## What needs to be done
In the entries below, identify every line with the string "Palmitoleic" and copy it.
------
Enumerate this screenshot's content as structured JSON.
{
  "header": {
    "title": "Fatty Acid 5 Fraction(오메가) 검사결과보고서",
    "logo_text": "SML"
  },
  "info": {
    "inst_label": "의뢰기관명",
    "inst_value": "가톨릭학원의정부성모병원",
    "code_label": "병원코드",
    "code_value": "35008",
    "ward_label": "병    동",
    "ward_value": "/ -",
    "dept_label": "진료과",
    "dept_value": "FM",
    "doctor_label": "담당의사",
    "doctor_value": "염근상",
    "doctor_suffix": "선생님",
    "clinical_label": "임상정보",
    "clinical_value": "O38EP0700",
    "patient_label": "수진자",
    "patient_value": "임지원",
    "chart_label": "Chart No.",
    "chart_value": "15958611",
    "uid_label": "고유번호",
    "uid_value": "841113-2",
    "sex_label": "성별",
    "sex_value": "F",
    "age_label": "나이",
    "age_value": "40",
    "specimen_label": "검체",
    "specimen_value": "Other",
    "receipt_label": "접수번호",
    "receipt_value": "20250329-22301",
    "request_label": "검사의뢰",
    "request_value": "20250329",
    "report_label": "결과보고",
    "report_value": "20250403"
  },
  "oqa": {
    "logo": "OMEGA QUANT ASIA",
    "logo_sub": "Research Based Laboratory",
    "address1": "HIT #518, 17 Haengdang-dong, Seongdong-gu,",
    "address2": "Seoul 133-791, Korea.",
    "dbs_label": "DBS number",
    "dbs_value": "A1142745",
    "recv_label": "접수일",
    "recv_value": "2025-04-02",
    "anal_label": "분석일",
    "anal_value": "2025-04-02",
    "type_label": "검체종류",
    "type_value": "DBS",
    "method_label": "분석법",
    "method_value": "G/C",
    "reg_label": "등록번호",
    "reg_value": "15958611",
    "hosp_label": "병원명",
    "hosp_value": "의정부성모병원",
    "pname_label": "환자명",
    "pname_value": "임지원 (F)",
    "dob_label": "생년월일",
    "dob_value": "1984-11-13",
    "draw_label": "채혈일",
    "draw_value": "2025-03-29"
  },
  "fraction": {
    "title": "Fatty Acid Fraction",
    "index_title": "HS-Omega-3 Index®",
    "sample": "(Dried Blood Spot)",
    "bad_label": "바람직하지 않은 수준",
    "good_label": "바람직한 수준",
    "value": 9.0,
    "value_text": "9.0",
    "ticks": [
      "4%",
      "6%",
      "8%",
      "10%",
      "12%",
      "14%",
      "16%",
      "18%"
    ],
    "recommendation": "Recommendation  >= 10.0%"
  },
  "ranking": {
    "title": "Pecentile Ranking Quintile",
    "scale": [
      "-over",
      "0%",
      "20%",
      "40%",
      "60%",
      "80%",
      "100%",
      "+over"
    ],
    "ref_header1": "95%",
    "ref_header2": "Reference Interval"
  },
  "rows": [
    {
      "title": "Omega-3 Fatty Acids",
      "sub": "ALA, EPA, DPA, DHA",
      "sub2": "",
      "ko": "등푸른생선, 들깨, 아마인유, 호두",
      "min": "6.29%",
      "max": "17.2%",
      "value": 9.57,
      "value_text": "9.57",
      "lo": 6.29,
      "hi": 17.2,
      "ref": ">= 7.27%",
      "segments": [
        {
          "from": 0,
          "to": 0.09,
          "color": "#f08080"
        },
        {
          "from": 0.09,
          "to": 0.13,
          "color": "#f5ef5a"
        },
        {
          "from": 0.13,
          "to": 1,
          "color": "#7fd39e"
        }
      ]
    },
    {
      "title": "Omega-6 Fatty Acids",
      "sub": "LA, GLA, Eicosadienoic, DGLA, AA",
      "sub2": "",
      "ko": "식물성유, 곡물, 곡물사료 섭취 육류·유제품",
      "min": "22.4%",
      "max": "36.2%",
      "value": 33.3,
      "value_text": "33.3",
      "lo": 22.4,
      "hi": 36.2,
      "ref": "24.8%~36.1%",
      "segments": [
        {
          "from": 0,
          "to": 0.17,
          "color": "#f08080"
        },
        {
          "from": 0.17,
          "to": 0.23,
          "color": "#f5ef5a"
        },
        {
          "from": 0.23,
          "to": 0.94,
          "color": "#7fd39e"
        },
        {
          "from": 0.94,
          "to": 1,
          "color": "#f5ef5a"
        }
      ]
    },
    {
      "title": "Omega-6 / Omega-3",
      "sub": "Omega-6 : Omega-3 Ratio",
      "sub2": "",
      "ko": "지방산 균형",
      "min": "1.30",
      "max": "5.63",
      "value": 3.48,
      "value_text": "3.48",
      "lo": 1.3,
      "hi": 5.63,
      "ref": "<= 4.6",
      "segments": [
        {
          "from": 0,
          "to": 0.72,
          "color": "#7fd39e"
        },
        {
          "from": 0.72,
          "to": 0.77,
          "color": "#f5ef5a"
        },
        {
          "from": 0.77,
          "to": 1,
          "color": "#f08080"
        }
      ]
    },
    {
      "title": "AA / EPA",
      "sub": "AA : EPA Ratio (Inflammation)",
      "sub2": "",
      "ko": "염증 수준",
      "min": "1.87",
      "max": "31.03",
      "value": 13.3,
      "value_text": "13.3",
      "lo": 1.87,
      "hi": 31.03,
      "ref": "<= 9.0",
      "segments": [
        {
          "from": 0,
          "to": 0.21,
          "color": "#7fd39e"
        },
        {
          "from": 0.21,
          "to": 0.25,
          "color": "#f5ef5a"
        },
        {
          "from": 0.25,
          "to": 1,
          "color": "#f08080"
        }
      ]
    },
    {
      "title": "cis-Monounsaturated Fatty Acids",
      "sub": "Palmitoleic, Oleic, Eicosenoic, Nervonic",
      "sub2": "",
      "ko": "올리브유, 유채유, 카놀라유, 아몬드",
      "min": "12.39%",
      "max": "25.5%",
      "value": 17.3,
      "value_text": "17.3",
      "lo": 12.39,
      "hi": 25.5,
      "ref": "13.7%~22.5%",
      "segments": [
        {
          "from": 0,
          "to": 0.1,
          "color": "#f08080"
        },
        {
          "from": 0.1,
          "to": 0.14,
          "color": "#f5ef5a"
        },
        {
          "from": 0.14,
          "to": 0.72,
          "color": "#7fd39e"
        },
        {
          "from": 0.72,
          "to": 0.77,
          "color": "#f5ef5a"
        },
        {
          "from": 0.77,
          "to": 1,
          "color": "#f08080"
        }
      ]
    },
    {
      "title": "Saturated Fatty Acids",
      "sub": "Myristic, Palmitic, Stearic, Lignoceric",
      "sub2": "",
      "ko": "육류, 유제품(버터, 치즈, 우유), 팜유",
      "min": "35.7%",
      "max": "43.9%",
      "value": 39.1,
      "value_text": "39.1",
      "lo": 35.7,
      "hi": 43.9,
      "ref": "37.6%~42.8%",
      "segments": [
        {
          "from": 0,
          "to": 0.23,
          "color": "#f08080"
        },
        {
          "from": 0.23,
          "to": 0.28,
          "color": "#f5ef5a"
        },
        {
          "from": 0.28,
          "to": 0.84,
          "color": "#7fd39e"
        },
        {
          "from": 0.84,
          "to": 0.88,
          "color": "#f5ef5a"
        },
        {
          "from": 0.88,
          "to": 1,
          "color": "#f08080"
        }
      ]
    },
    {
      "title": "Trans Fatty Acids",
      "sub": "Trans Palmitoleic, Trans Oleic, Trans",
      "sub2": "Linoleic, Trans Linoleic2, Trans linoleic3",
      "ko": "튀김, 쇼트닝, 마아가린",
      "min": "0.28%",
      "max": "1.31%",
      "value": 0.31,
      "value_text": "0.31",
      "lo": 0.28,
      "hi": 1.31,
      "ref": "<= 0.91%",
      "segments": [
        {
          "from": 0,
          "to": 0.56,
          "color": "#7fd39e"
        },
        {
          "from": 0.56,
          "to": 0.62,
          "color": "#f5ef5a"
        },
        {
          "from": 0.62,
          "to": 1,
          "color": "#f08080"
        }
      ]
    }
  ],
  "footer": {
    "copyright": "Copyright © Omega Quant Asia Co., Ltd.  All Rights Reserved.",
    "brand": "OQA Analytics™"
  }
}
------
## Solution to this task
      "sub": "Palmitoleic, Oleic, Eicosenoic, Nervonic",
      "sub": "Trans Palmitoleic, Trans Oleic, Trans",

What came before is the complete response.